### Given information ###

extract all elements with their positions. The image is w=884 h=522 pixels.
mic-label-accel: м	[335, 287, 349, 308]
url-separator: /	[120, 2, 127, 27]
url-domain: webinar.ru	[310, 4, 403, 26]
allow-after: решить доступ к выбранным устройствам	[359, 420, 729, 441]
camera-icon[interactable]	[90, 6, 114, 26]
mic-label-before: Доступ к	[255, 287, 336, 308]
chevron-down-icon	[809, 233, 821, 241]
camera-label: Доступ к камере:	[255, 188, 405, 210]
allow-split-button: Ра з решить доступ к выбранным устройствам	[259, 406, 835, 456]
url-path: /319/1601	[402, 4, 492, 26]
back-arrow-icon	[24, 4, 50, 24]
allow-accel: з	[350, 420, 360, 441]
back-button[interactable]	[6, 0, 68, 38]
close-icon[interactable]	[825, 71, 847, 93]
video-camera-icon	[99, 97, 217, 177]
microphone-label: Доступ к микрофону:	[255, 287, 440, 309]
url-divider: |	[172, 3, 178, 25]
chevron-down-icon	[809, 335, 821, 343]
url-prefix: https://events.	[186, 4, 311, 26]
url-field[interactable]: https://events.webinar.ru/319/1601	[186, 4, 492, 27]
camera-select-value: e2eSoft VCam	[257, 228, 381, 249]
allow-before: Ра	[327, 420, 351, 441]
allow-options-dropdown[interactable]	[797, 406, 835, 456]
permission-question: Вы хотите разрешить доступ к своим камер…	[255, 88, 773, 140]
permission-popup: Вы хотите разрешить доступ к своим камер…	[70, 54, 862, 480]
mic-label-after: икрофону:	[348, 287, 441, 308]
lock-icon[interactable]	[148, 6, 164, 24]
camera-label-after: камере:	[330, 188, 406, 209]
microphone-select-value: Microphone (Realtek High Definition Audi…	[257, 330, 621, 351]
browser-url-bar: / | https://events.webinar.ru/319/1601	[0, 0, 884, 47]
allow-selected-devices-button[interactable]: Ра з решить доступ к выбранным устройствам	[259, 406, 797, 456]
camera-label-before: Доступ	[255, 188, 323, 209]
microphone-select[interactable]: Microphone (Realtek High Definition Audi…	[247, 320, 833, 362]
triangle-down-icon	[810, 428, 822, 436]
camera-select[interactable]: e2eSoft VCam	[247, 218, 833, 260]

###

Problem details
Render the records above, from their start through the line containing "allow-split-button: Ра з", as a Markdown table with the columns Row and Line. Give each line its own numbered row and skip blank lines.

Reply
| Row | Line |
|---|---|
| 1 | extract all elements with their positions. The image is w=884 h=522 pixels. |
| 2 | mic-label-accel: м	[335, 287, 349, 308] |
| 3 | url-separator: /	[120, 2, 127, 27] |
| 4 | url-domain: webinar.ru	[310, 4, 403, 26] |
| 5 | allow-after: решить доступ к выбранным устройствам	[359, 420, 729, 441] |
| 6 | camera-icon[interactable]	[90, 6, 114, 26] |
| 7 | mic-label-before: Доступ к	[255, 287, 336, 308] |
| 8 | chevron-down-icon	[809, 233, 821, 241] |
| 9 | camera-label: Доступ к камере:	[255, 188, 405, 210] |
| 10 | allow-split-button: Ра з решить доступ к выбранным устройствам	[259, 406, 835, 456] |